* start SOURCE RECORDS *
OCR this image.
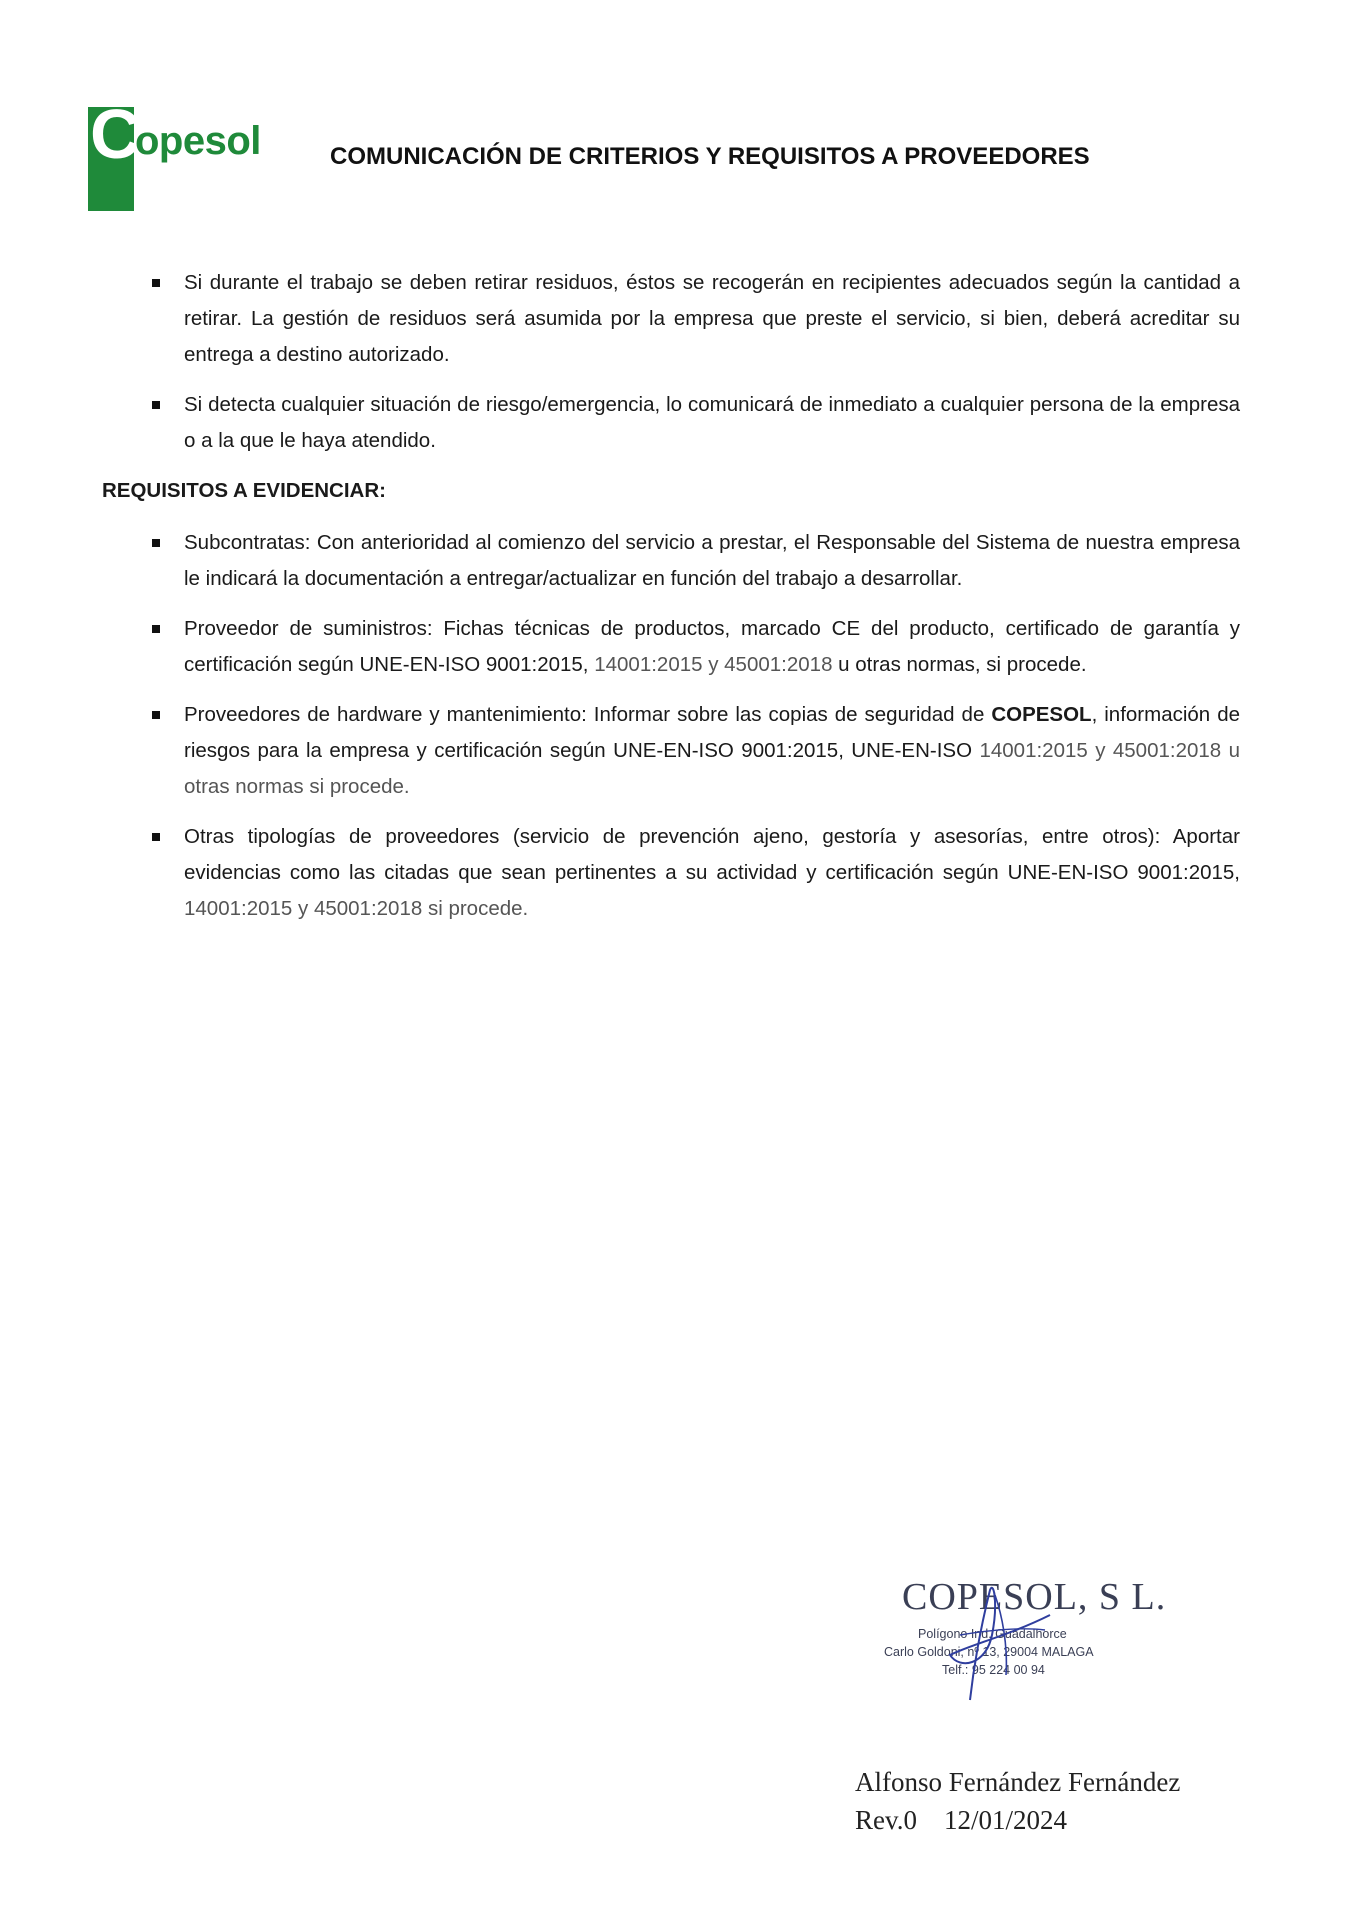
C
opesol	COMUNICACIÓN DE CRITERIOS Y REQUISITOS A PROVEEDORES
Si durante el trabajo se deben retirar residuos, éstos se recogerán en recipientes adecuados según la cantidad a retirar. La gestión de residuos será asumida por la empresa que preste el servicio, si bien, deberá acreditar su entrega a destino autorizado.
Si detecta cualquier situación de riesgo/emergencia, lo comunicará de inmediato a cualquier persona de la empresa o a la que le haya atendido.
REQUISITOS A EVIDENCIAR:
Subcontratas: Con anterioridad al comienzo del servicio a prestar, el Responsable del Sistema de nuestra empresa le indicará la documentación a entregar/actualizar en función del trabajo a desarrollar.
Proveedor de suministros: Fichas técnicas de productos, marcado CE del producto, certificado de garantía y certificación según UNE-EN-ISO 9001:2015, 14001:2015 y 45001:2018 u otras normas, si procede.
Proveedores de hardware y mantenimiento: Informar sobre las copias de seguridad de COPESOL, información de riesgos para la empresa y certificación según UNE-EN-ISO 9001:2015, UNE-EN-ISO 14001:2015 y 45001:2018 u otras normas si procede.
Otras tipologías de proveedores (servicio de prevención ajeno, gestoría y asesorías, entre otros): Aportar evidencias como las citadas que sean pertinentes a su actividad y certificación según UNE-EN-ISO 9001:2015, 14001:2015 y 45001:2018 si procede.
COPESOL, S L.
Polígono Ind. Guadalhorce
Carlo Goldoni, nº 13, 29004 MALAGA
Telf.: 95 224 00 94
Alfonso Fernández Fernández
Rev.0 12/01/2024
* end SOURCE RECORDS *
**WHAT IS BEING ASKED:**
Without including any pictures, output all the entries above exactly.

**RESPONSE:**
OCR this image.
C
opesol	COMUNICACIÓN DE CRITERIOS Y REQUISITOS A PROVEEDORES
Si durante el trabajo se deben retirar residuos, éstos se recogerán en recipientes adecuados según la cantidad a retirar. La gestión de residuos será asumida por la empresa que preste el servicio, si bien, deberá acreditar su entrega a destino autorizado.
Si detecta cualquier situación de riesgo/emergencia, lo comunicará de inmediato a cualquier persona de la empresa o a la que le haya atendido.
REQUISITOS A EVIDENCIAR:
Subcontratas: Con anterioridad al comienzo del servicio a prestar, el Responsable del Sistema de nuestra empresa le indicará la documentación a entregar/actualizar en función del trabajo a desarrollar.
Proveedor de suministros: Fichas técnicas de productos, marcado CE del producto, certificado de garantía y certificación según UNE-EN-ISO 9001:2015, 14001:2015 y 45001:2018 u otras normas, si procede.
Proveedores de hardware y mantenimiento: Informar sobre las copias de seguridad de COPESOL, información de riesgos para la empresa y certificación según UNE-EN-ISO 9001:2015, UNE-EN-ISO 14001:2015 y 45001:2018 u otras normas si procede.
Otras tipologías de proveedores (servicio de prevención ajeno, gestoría y asesorías, entre otros): Aportar evidencias como las citadas que sean pertinentes a su actividad y certificación según UNE-EN-ISO 9001:2015, 14001:2015 y 45001:2018 si procede.
COPESOL, S L.
Polígono Ind. Guadalhorce
Carlo Goldoni, nº 13, 29004 MALAGA
Telf.: 95 224 00 94
Alfonso Fernández Fernández
Rev.0 12/01/2024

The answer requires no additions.